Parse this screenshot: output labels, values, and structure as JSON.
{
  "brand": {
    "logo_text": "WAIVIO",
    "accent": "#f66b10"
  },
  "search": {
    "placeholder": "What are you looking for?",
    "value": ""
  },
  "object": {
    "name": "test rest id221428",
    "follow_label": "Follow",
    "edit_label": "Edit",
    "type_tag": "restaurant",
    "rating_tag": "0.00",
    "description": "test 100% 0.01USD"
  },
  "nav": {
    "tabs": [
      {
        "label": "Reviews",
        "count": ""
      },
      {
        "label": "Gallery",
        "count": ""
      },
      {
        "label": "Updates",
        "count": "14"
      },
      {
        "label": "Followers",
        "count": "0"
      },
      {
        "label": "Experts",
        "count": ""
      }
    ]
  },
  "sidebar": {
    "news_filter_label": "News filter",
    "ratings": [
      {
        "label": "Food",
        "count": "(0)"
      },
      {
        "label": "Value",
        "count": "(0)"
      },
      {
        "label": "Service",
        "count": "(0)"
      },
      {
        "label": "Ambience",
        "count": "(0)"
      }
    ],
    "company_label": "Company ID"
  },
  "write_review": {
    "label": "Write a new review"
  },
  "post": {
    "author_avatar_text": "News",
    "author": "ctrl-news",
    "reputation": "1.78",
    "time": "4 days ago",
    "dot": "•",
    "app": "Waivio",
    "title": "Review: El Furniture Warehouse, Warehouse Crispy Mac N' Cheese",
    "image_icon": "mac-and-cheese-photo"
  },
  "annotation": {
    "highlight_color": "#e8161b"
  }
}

WHAT THE TASK ASKS >> Exactly as shown, repeat every record.

SOLVED EXERCISE >>
Parse this screenshot: output labels, values, and structure as JSON.
{
  "brand": {
    "logo_text": "WAIVIO",
    "accent": "#f66b10"
  },
  "search": {
    "placeholder": "What are you looking for?",
    "value": ""
  },
  "object": {
    "name": "test rest id221428",
    "follow_label": "Follow",
    "edit_label": "Edit",
    "type_tag": "restaurant",
    "rating_tag": "0.00",
    "description": "test 100% 0.01USD"
  },
  "nav": {
    "tabs": [
      {
        "label": "Reviews",
        "count": ""
      },
      {
        "label": "Gallery",
        "count": ""
      },
      {
        "label": "Updates",
        "count": "14"
      },
      {
        "label": "Followers",
        "count": "0"
      },
      {
        "label": "Experts",
        "count": ""
      }
    ]
  },
  "sidebar": {
    "news_filter_label": "News filter",
    "ratings": [
      {
        "label": "Food",
        "count": "(0)"
      },
      {
        "label": "Value",
        "count": "(0)"
      },
      {
        "label": "Service",
        "count": "(0)"
      },
      {
        "label": "Ambience",
        "count": "(0)"
      }
    ],
    "company_label": "Company ID"
  },
  "write_review": {
    "label": "Write a new review"
  },
  "post": {
    "author_avatar_text": "News",
    "author": "ctrl-news",
    "reputation": "1.78",
    "time": "4 days ago",
    "dot": "•",
    "app": "Waivio",
    "title": "Review: El Furniture Warehouse, Warehouse Crispy Mac N' Cheese",
    "image_icon": "mac-and-cheese-photo"
  },
  "annotation": {
    "highlight_color": "#e8161b"
  }
}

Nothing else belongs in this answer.